> [TASK PROMPT]:
Copy each line exactly.

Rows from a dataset
━━━━━━━━━━━━━━━━━━━━
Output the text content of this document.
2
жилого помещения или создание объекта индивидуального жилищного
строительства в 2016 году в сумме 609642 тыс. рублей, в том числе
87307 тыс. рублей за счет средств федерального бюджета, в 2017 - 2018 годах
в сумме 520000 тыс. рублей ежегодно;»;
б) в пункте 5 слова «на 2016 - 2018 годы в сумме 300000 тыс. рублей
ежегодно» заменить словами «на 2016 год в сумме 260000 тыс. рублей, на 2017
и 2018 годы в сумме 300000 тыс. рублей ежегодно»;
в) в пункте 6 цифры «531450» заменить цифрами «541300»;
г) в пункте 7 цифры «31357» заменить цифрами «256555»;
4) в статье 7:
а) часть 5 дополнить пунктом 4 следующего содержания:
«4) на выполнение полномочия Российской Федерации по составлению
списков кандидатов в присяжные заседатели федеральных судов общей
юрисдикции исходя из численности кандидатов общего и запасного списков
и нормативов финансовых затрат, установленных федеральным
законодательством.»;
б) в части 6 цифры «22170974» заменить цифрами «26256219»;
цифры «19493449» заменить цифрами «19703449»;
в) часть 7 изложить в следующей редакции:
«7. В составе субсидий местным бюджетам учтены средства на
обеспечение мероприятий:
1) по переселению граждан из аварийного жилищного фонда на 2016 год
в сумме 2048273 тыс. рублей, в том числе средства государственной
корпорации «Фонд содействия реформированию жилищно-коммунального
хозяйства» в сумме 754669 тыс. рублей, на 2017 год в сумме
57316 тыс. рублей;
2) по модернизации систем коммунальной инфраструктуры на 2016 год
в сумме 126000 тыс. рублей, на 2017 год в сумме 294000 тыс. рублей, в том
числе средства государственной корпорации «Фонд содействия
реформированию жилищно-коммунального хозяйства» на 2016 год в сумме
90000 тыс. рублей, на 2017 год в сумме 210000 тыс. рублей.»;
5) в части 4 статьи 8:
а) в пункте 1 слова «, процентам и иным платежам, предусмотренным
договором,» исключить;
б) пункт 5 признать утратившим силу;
━━━━━━━━━━━━━━━━━━━━
> [RESULT]:
Output the text content of this document.
2
жилого помещения или создание объекта индивидуального жилищного
строительства в 2016 году в сумме 609642 тыс. рублей, в том числе
87307 тыс. рублей за счет средств федерального бюджета, в 2017 - 2018 годах
в сумме 520000 тыс. рублей ежегодно;»;
б) в пункте 5 слова «на 2016 - 2018 годы в сумме 300000 тыс. рублей
ежегодно» заменить словами «на 2016 год в сумме 260000 тыс. рублей, на 2017
и 2018 годы в сумме 300000 тыс. рублей ежегодно»;
в) в пункте 6 цифры «531450» заменить цифрами «541300»;
г) в пункте 7 цифры «31357» заменить цифрами «256555»;
4) в статье 7:
а) часть 5 дополнить пунктом 4 следующего содержания:
«4) на выполнение полномочия Российской Федерации по составлению
списков кандидатов в присяжные заседатели федеральных судов общей
юрисдикции исходя из численности кандидатов общего и запасного списков
и нормативов финансовых затрат, установленных федеральным
законодательством.»;
б) в части 6 цифры «22170974» заменить цифрами «26256219»;
цифры «19493449» заменить цифрами «19703449»;
в) часть 7 изложить в следующей редакции:
«7. В составе субсидий местным бюджетам учтены средства на
обеспечение мероприятий:
1) по переселению граждан из аварийного жилищного фонда на 2016 год
в сумме 2048273 тыс. рублей, в том числе средства государственной
корпорации «Фонд содействия реформированию жилищно-коммунального
хозяйства» в сумме 754669 тыс. рублей, на 2017 год в сумме
57316 тыс. рублей;
2) по модернизации систем коммунальной инфраструктуры на 2016 год
в сумме 126000 тыс. рублей, на 2017 год в сумме 294000 тыс. рублей, в том
числе средства государственной корпорации «Фонд содействия
реформированию жилищно-коммунального хозяйства» на 2016 год в сумме
90000 тыс. рублей, на 2017 год в сумме 210000 тыс. рублей.»;
5) в части 4 статьи 8:
а) в пункте 1 слова «, процентам и иным платежам, предусмотренным
договором,» исключить;
б) пункт 5 признать утратившим силу;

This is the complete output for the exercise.